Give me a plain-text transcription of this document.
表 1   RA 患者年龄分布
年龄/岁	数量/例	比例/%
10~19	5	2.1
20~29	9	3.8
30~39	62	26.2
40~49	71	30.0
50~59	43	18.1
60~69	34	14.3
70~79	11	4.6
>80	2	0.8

- Exercise directions:
Repeat all the entries word for word.

- Result for this task:
Give me a plain-text transcription of this document.
表 1   RA 患者年龄分布
年龄/岁	数量/例	比例/%
10~19	5	2.1
20~29	9	3.8
30~39	62	26.2
40~49	71	30.0
50~59	43	18.1
60~69	34	14.3
70~79	11	4.6
>80	2	0.8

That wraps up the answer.